Scan the entries below and extract each line with the word "resistance" in it.
--- START Recorded information ---
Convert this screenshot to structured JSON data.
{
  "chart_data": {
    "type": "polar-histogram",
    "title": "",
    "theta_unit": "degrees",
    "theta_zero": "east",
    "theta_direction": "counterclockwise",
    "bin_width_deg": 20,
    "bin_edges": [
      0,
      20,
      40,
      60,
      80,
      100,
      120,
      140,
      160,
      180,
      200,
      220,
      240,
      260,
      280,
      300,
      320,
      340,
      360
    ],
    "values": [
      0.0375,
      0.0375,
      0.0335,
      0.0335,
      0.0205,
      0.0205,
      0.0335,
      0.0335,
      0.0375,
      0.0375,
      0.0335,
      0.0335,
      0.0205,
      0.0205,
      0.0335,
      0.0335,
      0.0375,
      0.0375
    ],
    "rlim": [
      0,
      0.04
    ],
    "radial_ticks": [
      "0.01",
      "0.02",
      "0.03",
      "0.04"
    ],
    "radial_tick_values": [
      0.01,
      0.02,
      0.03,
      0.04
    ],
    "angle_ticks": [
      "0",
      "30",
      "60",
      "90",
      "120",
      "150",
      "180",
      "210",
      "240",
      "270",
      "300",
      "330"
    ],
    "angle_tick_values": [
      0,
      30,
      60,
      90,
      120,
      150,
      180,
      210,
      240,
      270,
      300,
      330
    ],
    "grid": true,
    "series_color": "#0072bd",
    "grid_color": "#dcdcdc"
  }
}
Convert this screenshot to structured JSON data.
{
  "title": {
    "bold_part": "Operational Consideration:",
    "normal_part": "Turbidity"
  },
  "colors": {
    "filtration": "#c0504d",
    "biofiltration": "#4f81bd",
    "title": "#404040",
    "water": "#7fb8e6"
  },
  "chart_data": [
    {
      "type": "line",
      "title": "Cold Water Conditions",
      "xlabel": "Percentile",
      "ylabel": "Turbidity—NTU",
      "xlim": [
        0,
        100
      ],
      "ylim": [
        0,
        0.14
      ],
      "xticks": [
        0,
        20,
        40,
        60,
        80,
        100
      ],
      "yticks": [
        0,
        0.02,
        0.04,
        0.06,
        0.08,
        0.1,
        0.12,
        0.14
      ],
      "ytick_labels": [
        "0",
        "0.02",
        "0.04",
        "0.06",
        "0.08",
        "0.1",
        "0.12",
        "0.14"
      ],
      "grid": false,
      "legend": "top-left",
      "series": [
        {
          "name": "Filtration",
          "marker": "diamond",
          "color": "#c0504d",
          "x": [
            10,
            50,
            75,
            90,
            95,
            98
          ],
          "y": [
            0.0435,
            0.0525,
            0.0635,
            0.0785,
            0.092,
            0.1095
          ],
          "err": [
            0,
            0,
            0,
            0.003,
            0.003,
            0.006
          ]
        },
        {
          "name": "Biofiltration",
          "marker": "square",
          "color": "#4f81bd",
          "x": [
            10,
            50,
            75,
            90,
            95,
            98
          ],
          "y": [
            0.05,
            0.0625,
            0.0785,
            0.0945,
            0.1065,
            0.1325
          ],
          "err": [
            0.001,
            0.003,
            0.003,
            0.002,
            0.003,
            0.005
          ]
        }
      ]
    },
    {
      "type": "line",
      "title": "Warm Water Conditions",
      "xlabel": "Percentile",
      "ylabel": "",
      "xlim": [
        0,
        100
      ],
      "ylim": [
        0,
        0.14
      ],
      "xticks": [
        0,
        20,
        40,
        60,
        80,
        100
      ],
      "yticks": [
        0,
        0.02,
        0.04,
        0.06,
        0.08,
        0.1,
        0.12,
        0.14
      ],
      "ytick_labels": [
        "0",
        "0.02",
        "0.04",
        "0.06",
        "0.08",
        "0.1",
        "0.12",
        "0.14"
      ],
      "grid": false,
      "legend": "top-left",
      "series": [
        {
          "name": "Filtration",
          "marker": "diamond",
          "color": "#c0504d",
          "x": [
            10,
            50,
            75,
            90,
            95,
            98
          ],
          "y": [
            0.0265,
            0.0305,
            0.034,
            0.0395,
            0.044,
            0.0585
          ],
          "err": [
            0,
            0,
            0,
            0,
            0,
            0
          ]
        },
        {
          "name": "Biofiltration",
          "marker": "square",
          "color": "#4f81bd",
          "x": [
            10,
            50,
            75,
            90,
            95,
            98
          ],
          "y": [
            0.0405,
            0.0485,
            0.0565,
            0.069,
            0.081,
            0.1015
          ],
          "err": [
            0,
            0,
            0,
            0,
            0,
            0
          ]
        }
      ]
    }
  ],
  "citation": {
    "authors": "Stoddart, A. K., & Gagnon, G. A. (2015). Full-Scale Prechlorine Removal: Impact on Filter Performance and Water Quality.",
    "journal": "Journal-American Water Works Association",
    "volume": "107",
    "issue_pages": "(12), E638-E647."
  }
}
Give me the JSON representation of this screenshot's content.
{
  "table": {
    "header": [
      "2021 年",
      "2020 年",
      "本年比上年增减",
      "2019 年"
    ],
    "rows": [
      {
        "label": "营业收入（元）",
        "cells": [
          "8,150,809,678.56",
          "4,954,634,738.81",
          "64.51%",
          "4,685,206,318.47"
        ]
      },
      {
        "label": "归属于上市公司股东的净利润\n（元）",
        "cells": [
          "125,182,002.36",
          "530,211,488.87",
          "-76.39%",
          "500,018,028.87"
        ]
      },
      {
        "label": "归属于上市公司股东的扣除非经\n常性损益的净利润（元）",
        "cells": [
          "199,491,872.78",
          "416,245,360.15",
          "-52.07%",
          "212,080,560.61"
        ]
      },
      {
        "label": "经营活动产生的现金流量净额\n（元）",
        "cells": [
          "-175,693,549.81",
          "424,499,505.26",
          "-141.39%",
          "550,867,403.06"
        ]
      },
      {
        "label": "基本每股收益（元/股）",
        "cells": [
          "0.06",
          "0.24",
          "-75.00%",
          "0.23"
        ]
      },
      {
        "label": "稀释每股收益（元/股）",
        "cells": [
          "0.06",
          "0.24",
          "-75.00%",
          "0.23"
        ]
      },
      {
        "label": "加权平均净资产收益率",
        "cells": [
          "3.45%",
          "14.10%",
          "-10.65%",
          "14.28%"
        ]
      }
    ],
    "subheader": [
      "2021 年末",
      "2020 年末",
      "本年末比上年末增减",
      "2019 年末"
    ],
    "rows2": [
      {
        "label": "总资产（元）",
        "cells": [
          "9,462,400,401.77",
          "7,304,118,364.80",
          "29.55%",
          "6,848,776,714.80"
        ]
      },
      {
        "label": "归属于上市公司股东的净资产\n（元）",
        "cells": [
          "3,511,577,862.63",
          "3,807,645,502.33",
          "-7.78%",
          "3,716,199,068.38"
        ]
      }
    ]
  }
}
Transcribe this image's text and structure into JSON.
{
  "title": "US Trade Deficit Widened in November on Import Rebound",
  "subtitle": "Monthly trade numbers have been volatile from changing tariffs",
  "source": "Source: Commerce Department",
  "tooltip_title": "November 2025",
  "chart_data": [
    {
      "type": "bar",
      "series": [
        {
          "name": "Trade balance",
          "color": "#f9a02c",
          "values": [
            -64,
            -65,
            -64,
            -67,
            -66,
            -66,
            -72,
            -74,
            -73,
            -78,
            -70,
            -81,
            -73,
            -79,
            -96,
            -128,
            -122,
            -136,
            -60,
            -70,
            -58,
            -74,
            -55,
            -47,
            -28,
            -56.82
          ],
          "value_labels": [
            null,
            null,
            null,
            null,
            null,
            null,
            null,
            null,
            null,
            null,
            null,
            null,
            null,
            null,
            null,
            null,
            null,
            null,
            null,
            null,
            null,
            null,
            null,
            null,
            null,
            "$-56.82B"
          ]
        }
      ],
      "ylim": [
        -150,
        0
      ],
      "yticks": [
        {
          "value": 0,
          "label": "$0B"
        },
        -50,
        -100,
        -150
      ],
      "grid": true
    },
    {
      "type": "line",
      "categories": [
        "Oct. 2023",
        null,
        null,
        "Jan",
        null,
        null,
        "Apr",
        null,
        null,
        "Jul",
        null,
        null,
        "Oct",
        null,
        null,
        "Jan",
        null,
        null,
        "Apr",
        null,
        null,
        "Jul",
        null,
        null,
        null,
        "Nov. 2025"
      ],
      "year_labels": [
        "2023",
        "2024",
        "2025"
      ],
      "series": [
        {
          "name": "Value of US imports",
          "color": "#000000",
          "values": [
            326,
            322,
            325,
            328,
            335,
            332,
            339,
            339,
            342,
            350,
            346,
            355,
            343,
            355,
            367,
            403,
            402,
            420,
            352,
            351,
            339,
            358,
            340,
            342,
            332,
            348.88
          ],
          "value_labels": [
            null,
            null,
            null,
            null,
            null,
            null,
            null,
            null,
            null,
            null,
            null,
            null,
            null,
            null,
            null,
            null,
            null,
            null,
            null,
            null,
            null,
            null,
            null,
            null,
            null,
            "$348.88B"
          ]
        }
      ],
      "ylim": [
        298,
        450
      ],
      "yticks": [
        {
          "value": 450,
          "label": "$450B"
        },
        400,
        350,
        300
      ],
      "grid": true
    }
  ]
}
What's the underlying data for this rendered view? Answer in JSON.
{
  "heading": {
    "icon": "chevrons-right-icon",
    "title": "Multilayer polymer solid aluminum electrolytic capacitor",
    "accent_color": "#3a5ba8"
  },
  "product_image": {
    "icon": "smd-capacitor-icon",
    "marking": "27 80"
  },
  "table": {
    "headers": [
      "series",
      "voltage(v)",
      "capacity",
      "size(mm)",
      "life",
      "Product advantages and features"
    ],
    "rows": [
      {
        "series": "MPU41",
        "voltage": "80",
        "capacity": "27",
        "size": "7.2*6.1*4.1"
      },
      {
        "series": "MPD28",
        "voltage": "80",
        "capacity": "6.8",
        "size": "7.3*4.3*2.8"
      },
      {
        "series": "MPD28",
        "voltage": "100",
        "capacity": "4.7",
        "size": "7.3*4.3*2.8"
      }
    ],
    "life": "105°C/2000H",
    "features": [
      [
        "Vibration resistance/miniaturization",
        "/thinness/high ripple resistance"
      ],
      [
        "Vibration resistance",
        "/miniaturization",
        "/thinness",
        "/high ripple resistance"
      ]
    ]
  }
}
--- END Recorded information ---
Expected answer:
        "Vibration resistance/miniaturization",
        "/thinness/high ripple resistance"
        "Vibration resistance",
        "/high ripple resistance"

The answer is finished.